• **Raw records**:

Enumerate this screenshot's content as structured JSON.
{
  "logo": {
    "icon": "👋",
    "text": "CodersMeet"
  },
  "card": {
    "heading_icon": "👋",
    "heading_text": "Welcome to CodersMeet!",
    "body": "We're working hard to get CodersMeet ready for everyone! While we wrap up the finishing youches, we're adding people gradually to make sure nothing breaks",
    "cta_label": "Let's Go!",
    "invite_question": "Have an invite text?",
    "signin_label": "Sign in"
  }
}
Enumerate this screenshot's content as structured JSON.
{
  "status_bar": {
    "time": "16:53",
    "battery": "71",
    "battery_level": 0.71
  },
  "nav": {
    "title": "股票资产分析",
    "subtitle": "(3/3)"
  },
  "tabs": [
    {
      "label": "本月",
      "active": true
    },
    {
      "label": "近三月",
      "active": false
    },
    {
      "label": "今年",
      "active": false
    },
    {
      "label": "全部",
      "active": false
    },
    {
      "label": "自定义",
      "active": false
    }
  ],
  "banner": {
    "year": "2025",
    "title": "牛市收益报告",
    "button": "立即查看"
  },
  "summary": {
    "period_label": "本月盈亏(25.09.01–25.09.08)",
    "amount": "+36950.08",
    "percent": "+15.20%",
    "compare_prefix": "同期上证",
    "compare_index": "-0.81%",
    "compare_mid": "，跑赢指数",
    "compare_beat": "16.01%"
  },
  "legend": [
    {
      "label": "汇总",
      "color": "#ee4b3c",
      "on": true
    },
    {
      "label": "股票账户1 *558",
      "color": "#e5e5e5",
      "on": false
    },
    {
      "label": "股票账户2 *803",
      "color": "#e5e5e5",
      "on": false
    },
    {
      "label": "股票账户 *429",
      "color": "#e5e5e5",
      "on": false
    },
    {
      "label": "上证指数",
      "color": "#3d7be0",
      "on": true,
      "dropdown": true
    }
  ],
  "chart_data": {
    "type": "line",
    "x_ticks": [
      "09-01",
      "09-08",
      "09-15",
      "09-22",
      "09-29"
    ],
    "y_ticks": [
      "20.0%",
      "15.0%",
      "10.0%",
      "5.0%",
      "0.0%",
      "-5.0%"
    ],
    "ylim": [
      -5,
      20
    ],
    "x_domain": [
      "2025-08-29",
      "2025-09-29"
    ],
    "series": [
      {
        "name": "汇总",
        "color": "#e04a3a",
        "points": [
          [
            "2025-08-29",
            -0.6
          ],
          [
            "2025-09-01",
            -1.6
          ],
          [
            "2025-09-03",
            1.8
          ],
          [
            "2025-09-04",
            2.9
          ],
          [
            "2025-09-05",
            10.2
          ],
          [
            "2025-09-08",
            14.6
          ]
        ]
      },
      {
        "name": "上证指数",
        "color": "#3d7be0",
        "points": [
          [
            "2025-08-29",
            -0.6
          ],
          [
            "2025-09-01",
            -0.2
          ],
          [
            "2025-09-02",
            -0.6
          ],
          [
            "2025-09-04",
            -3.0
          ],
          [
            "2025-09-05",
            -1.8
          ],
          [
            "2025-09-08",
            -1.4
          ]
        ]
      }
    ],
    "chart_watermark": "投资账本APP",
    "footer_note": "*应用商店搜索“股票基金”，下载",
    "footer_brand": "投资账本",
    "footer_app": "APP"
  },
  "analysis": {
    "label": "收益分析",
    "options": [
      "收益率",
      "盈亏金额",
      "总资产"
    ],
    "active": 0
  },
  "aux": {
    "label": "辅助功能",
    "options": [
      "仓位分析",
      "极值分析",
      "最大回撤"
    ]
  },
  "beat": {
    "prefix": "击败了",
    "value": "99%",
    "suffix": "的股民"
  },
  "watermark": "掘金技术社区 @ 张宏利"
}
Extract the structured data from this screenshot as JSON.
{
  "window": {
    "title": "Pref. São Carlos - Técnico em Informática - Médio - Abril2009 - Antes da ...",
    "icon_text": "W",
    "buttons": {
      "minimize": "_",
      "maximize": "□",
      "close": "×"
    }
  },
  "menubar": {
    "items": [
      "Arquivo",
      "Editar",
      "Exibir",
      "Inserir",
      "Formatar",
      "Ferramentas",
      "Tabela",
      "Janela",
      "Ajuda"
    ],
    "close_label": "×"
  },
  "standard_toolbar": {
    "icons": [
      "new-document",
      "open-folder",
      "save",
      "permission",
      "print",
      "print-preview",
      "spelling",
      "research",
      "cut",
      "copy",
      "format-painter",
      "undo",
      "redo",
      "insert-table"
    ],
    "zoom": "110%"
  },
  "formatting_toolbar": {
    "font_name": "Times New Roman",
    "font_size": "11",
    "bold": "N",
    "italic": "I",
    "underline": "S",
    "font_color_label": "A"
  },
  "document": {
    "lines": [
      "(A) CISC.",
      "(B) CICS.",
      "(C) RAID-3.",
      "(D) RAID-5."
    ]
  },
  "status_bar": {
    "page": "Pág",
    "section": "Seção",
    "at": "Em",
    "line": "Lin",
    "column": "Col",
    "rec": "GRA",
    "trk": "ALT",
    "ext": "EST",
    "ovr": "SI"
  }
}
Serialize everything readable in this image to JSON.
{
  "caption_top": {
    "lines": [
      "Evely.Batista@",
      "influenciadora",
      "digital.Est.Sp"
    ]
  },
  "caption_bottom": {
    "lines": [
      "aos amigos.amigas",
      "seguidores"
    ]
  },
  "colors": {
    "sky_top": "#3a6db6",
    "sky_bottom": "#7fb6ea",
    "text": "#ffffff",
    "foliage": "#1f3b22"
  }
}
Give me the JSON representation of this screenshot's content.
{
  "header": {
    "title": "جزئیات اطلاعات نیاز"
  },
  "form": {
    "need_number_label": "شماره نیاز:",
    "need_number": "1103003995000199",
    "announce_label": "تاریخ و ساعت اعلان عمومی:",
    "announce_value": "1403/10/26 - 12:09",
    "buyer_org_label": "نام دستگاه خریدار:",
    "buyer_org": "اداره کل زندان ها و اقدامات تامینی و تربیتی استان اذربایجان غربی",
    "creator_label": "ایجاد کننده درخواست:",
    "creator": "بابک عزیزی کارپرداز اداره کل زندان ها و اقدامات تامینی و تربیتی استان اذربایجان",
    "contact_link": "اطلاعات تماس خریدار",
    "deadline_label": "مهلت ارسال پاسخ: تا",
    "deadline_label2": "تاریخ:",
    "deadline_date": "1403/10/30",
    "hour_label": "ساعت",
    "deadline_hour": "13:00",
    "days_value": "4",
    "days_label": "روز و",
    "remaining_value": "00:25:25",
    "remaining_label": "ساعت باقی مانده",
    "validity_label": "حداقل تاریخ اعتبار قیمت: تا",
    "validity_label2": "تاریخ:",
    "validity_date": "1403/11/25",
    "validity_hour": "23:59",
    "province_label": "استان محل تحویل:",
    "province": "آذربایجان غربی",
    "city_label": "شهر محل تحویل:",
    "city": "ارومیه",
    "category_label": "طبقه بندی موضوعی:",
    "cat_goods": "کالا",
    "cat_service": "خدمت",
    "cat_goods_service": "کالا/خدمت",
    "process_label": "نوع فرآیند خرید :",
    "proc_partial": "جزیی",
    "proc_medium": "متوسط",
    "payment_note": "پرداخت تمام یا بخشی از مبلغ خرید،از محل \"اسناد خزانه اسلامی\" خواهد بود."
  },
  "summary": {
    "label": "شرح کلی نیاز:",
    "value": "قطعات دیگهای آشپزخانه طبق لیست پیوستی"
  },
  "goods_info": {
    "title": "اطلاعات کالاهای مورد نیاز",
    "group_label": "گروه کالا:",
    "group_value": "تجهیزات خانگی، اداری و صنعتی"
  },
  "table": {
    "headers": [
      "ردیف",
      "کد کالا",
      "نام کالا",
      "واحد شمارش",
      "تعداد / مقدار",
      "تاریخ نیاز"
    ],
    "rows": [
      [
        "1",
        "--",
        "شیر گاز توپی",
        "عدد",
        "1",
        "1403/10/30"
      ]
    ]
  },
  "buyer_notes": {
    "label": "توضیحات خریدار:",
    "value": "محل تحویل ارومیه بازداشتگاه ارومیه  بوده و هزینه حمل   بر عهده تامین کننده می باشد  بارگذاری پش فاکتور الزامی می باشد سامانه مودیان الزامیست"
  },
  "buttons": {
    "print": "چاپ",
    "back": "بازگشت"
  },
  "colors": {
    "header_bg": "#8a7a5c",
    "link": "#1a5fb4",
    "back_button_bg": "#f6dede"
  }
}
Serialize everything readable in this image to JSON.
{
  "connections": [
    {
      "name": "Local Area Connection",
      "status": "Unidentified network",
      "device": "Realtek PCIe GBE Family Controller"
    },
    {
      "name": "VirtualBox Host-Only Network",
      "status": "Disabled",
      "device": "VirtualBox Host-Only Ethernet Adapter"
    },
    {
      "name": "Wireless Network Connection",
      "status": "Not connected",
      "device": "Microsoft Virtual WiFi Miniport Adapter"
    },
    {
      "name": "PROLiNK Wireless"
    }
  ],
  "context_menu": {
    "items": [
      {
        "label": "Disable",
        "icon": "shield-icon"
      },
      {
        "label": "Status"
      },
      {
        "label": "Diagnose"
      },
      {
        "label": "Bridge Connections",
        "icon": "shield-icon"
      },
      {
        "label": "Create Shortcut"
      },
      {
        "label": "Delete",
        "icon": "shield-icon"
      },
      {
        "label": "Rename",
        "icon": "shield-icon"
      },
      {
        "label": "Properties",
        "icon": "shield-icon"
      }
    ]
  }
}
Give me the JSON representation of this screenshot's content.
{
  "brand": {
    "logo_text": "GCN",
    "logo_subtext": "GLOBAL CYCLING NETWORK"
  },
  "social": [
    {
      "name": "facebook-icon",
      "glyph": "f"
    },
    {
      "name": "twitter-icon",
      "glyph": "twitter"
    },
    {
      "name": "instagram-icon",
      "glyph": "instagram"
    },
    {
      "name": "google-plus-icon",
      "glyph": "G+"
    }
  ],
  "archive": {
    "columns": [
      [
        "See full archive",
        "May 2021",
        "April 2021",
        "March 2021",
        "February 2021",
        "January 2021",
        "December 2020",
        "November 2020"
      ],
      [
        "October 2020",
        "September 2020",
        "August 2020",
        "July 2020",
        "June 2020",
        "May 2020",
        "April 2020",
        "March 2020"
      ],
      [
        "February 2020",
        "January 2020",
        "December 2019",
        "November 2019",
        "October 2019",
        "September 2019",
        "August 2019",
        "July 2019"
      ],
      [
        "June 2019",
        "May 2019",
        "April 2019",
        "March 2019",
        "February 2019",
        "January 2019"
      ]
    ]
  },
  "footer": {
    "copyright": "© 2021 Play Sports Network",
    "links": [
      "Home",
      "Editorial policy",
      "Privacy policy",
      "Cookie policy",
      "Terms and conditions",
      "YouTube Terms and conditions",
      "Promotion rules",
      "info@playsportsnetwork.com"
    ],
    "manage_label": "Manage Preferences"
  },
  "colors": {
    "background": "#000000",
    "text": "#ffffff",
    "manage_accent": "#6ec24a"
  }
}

• **THE EXERCISE**: Copy out the lines that hold "Host".

• **EXERCISE OUTPUT**:
      "name": "VirtualBox Host-Only Network",
      "device": "VirtualBox Host-Only Ethernet Adapter"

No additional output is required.